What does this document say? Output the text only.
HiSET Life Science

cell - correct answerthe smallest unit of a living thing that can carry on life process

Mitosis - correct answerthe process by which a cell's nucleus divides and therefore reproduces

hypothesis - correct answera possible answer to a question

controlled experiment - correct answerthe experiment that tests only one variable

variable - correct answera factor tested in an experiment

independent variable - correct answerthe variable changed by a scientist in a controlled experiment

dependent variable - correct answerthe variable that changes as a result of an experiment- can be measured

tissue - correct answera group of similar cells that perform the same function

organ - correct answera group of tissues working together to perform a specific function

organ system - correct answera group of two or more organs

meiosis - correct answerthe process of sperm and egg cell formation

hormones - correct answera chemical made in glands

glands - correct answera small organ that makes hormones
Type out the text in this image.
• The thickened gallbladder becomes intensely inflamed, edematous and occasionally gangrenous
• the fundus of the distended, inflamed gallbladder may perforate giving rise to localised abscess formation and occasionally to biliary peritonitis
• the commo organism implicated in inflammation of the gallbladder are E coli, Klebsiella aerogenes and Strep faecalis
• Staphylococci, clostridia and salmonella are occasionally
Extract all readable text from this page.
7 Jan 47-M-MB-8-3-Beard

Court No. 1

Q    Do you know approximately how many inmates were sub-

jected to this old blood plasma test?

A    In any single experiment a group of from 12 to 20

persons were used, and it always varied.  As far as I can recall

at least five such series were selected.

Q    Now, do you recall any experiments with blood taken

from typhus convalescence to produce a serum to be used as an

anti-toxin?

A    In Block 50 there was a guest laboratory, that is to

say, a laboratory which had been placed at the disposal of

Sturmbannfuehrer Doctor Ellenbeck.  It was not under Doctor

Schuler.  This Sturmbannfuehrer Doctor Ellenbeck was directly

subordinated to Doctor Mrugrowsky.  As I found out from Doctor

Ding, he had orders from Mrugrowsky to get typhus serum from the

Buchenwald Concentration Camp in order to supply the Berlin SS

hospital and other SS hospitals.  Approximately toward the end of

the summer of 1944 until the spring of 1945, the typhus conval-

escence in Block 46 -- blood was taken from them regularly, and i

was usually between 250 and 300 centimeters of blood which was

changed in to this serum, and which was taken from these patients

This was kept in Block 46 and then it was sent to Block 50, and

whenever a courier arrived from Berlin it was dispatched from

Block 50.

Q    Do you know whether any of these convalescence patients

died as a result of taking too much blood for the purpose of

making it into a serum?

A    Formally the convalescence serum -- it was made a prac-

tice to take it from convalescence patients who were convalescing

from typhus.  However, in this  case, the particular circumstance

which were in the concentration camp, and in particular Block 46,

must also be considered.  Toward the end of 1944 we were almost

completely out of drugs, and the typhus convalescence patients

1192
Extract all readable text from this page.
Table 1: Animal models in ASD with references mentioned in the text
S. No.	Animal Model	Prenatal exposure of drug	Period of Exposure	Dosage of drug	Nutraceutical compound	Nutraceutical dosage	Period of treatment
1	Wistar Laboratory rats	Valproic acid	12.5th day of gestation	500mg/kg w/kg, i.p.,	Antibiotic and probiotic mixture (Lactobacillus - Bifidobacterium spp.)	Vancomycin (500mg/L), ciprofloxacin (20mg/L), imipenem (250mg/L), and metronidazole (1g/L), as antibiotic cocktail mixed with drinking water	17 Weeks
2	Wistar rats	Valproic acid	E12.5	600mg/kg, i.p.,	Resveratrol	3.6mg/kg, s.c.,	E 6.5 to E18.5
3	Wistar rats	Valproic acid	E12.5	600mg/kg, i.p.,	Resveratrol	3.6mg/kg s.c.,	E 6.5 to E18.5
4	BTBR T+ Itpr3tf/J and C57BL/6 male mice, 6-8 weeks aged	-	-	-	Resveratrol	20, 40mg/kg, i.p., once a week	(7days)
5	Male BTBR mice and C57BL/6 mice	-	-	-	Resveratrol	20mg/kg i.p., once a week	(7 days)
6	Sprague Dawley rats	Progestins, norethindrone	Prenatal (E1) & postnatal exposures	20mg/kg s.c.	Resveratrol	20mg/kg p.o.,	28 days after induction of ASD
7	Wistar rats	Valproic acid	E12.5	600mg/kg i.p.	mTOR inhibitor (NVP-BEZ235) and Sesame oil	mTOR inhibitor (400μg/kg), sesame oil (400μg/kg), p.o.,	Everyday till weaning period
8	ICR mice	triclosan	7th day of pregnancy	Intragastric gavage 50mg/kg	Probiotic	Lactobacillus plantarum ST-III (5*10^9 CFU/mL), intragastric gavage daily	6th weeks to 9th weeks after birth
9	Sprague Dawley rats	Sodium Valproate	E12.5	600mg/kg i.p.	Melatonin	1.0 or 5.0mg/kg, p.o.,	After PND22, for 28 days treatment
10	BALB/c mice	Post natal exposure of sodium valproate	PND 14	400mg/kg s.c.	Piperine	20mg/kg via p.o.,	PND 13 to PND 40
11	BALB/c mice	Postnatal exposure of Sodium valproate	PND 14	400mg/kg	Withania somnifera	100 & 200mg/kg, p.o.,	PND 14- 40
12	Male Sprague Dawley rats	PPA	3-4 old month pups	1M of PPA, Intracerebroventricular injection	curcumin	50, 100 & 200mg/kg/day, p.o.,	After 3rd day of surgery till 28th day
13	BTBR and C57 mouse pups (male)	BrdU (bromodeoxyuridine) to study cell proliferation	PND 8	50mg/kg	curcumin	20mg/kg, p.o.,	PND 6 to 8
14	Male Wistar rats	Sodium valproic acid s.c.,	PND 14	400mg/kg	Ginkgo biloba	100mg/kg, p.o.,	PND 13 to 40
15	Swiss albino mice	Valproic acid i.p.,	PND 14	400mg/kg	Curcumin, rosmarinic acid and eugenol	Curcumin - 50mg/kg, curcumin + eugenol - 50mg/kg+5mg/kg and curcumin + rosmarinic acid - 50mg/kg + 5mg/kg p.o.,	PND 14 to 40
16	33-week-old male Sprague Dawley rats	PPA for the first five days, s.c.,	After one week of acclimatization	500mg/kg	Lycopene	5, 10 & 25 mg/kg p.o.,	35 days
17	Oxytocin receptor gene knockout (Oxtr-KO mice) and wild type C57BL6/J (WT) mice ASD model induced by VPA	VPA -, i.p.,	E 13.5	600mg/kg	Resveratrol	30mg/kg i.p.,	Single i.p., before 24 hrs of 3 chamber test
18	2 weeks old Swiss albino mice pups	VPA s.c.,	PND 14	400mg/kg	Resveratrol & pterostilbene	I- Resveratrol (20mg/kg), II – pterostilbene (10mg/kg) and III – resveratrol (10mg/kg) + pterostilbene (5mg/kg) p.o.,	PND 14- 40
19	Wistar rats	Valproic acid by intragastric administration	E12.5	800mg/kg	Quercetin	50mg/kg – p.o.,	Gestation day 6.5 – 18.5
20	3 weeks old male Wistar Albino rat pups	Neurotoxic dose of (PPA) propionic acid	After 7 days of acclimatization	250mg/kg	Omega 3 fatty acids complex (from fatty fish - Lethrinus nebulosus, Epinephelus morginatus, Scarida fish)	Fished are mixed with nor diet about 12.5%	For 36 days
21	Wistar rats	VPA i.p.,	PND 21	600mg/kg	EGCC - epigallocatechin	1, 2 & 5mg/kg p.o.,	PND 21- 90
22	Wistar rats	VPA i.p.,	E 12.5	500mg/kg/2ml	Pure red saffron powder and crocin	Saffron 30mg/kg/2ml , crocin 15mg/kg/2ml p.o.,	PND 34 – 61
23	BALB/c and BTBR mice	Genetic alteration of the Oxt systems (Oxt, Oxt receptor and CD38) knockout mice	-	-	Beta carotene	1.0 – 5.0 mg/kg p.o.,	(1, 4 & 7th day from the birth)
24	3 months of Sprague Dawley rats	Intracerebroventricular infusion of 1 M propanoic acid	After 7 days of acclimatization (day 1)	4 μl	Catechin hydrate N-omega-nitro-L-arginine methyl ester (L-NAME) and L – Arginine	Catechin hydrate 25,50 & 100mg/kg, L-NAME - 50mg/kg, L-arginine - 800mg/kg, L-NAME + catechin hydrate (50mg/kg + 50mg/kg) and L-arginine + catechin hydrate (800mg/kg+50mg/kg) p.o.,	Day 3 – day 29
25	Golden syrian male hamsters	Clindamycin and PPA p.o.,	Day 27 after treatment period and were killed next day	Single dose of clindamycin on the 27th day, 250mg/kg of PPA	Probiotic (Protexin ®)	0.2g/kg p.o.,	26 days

What is expected
Search the listing above for "process" and copy every line that has it.

Exercise output
cell - correct answerthe smallest unit of a living thing that can carry on life process
Mitosis - correct answerthe process by which a cell's nucleus divides and therefore reproduces
meiosis - correct answerthe process of sperm and egg cell formation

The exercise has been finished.